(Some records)
## begin
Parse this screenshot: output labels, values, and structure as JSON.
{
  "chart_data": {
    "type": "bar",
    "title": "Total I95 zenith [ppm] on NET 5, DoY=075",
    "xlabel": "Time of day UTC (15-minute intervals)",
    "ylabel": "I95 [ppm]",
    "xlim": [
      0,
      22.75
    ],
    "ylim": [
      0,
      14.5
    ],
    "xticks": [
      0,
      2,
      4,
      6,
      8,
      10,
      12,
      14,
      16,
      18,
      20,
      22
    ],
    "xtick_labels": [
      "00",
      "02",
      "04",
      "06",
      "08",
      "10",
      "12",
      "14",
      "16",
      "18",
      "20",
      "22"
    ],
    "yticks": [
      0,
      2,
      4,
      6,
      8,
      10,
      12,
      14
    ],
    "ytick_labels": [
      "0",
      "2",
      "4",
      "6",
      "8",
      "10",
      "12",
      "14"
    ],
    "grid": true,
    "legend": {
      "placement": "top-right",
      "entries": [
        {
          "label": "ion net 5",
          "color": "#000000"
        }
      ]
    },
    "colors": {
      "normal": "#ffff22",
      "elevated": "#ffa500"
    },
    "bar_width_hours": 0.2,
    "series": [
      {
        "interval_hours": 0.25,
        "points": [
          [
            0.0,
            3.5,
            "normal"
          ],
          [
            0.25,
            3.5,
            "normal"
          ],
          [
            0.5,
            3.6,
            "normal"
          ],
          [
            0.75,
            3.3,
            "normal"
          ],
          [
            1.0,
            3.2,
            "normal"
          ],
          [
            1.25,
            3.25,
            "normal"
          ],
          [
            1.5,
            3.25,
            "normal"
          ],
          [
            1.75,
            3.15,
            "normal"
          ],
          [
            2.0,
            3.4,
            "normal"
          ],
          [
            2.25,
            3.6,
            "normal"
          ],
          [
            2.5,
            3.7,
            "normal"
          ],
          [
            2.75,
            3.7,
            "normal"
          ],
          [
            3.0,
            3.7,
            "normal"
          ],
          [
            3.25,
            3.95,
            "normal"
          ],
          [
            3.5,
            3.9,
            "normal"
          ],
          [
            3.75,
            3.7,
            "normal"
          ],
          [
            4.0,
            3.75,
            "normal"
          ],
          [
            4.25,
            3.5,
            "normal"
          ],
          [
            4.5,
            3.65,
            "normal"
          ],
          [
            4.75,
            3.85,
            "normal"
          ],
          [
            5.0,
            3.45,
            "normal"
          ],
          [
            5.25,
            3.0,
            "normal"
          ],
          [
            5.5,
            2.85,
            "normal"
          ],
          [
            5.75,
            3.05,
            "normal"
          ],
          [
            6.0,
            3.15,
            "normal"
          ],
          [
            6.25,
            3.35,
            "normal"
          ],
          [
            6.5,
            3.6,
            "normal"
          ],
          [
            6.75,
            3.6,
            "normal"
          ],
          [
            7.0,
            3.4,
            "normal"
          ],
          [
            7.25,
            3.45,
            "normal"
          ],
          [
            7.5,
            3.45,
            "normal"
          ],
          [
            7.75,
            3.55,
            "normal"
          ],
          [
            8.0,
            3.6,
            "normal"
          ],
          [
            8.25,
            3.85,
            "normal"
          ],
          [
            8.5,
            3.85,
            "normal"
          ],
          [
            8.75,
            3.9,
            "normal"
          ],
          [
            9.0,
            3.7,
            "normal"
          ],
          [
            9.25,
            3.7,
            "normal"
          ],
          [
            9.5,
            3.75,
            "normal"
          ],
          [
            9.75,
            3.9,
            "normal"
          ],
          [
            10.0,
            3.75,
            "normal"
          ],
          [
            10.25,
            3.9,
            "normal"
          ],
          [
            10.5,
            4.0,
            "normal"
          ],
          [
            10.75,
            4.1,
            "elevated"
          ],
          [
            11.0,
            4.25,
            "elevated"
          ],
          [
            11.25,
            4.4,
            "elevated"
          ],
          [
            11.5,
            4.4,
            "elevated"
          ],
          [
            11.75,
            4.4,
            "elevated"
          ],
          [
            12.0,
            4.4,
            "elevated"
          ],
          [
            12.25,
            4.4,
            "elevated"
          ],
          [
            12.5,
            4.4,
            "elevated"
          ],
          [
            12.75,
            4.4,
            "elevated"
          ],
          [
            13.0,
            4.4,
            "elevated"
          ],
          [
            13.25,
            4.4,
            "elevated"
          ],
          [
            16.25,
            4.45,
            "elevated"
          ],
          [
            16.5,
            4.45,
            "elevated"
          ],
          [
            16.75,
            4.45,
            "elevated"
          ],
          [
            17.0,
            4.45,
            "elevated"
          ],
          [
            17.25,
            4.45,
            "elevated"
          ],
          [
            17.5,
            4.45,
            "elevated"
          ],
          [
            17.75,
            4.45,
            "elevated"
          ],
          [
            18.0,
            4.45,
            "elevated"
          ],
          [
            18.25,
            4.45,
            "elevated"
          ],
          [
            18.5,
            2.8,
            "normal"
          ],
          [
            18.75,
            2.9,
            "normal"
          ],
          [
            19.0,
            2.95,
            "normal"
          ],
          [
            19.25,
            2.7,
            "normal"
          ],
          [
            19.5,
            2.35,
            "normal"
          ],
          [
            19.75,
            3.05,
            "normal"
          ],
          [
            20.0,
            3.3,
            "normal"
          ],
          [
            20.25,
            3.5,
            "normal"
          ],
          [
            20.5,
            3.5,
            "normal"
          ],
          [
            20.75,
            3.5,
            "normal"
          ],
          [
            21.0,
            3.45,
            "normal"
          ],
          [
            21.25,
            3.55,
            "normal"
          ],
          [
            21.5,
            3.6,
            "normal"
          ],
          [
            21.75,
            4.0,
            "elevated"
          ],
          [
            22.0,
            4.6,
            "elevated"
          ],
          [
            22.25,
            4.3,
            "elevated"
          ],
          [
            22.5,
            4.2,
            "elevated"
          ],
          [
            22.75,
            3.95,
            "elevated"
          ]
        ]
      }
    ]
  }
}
## end
### WHAT YOU ARE ASKED TO DO
Print all of the entries exactly as they appear.

### THE RESPONSE
Parse this screenshot: output labels, values, and structure as JSON.
{
  "chart_data": {
    "type": "bar",
    "title": "Total I95 zenith [ppm] on NET 5, DoY=075",
    "xlabel": "Time of day UTC (15-minute intervals)",
    "ylabel": "I95 [ppm]",
    "xlim": [
      0,
      22.75
    ],
    "ylim": [
      0,
      14.5
    ],
    "xticks": [
      0,
      2,
      4,
      6,
      8,
      10,
      12,
      14,
      16,
      18,
      20,
      22
    ],
    "xtick_labels": [
      "00",
      "02",
      "04",
      "06",
      "08",
      "10",
      "12",
      "14",
      "16",
      "18",
      "20",
      "22"
    ],
    "yticks": [
      0,
      2,
      4,
      6,
      8,
      10,
      12,
      14
    ],
    "ytick_labels": [
      "0",
      "2",
      "4",
      "6",
      "8",
      "10",
      "12",
      "14"
    ],
    "grid": true,
    "legend": {
      "placement": "top-right",
      "entries": [
        {
          "label": "ion net 5",
          "color": "#000000"
        }
      ]
    },
    "colors": {
      "normal": "#ffff22",
      "elevated": "#ffa500"
    },
    "bar_width_hours": 0.2,
    "series": [
      {
        "interval_hours": 0.25,
        "points": [
          [
            0.0,
            3.5,
            "normal"
          ],
          [
            0.25,
            3.5,
            "normal"
          ],
          [
            0.5,
            3.6,
            "normal"
          ],
          [
            0.75,
            3.3,
            "normal"
          ],
          [
            1.0,
            3.2,
            "normal"
          ],
          [
            1.25,
            3.25,
            "normal"
          ],
          [
            1.5,
            3.25,
            "normal"
          ],
          [
            1.75,
            3.15,
            "normal"
          ],
          [
            2.0,
            3.4,
            "normal"
          ],
          [
            2.25,
            3.6,
            "normal"
          ],
          [
            2.5,
            3.7,
            "normal"
          ],
          [
            2.75,
            3.7,
            "normal"
          ],
          [
            3.0,
            3.7,
            "normal"
          ],
          [
            3.25,
            3.95,
            "normal"
          ],
          [
            3.5,
            3.9,
            "normal"
          ],
          [
            3.75,
            3.7,
            "normal"
          ],
          [
            4.0,
            3.75,
            "normal"
          ],
          [
            4.25,
            3.5,
            "normal"
          ],
          [
            4.5,
            3.65,
            "normal"
          ],
          [
            4.75,
            3.85,
            "normal"
          ],
          [
            5.0,
            3.45,
            "normal"
          ],
          [
            5.25,
            3.0,
            "normal"
          ],
          [
            5.5,
            2.85,
            "normal"
          ],
          [
            5.75,
            3.05,
            "normal"
          ],
          [
            6.0,
            3.15,
            "normal"
          ],
          [
            6.25,
            3.35,
            "normal"
          ],
          [
            6.5,
            3.6,
            "normal"
          ],
          [
            6.75,
            3.6,
            "normal"
          ],
          [
            7.0,
            3.4,
            "normal"
          ],
          [
            7.25,
            3.45,
            "normal"
          ],
          [
            7.5,
            3.45,
            "normal"
          ],
          [
            7.75,
            3.55,
            "normal"
          ],
          [
            8.0,
            3.6,
            "normal"
          ],
          [
            8.25,
            3.85,
            "normal"
          ],
          [
            8.5,
            3.85,
            "normal"
          ],
          [
            8.75,
            3.9,
            "normal"
          ],
          [
            9.0,
            3.7,
            "normal"
          ],
          [
            9.25,
            3.7,
            "normal"
          ],
          [
            9.5,
            3.75,
            "normal"
          ],
          [
            9.75,
            3.9,
            "normal"
          ],
          [
            10.0,
            3.75,
            "normal"
          ],
          [
            10.25,
            3.9,
            "normal"
          ],
          [
            10.5,
            4.0,
            "normal"
          ],
          [
            10.75,
            4.1,
            "elevated"
          ],
          [
            11.0,
            4.25,
            "elevated"
          ],
          [
            11.25,
            4.4,
            "elevated"
          ],
          [
            11.5,
            4.4,
            "elevated"
          ],
          [
            11.75,
            4.4,
            "elevated"
          ],
          [
            12.0,
            4.4,
            "elevated"
          ],
          [
            12.25,
            4.4,
            "elevated"
          ],
          [
            12.5,
            4.4,
            "elevated"
          ],
          [
            12.75,
            4.4,
            "elevated"
          ],
          [
            13.0,
            4.4,
            "elevated"
          ],
          [
            13.25,
            4.4,
            "elevated"
          ],
          [
            16.25,
            4.45,
            "elevated"
          ],
          [
            16.5,
            4.45,
            "elevated"
          ],
          [
            16.75,
            4.45,
            "elevated"
          ],
          [
            17.0,
            4.45,
            "elevated"
          ],
          [
            17.25,
            4.45,
            "elevated"
          ],
          [
            17.5,
            4.45,
            "elevated"
          ],
          [
            17.75,
            4.45,
            "elevated"
          ],
          [
            18.0,
            4.45,
            "elevated"
          ],
          [
            18.25,
            4.45,
            "elevated"
          ],
          [
            18.5,
            2.8,
            "normal"
          ],
          [
            18.75,
            2.9,
            "normal"
          ],
          [
            19.0,
            2.95,
            "normal"
          ],
          [
            19.25,
            2.7,
            "normal"
          ],
          [
            19.5,
            2.35,
            "normal"
          ],
          [
            19.75,
            3.05,
            "normal"
          ],
          [
            20.0,
            3.3,
            "normal"
          ],
          [
            20.25,
            3.5,
            "normal"
          ],
          [
            20.5,
            3.5,
            "normal"
          ],
          [
            20.75,
            3.5,
            "normal"
          ],
          [
            21.0,
            3.45,
            "normal"
          ],
          [
            21.25,
            3.55,
            "normal"
          ],
          [
            21.5,
            3.6,
            "normal"
          ],
          [
            21.75,
            4.0,
            "elevated"
          ],
          [
            22.0,
            4.6,
            "elevated"
          ],
          [
            22.25,
            4.3,
            "elevated"
          ],
          [
            22.5,
            4.2,
            "elevated"
          ],
          [
            22.75,
            3.95,
            "elevated"
          ]
        ]
      }
    ]
  }
}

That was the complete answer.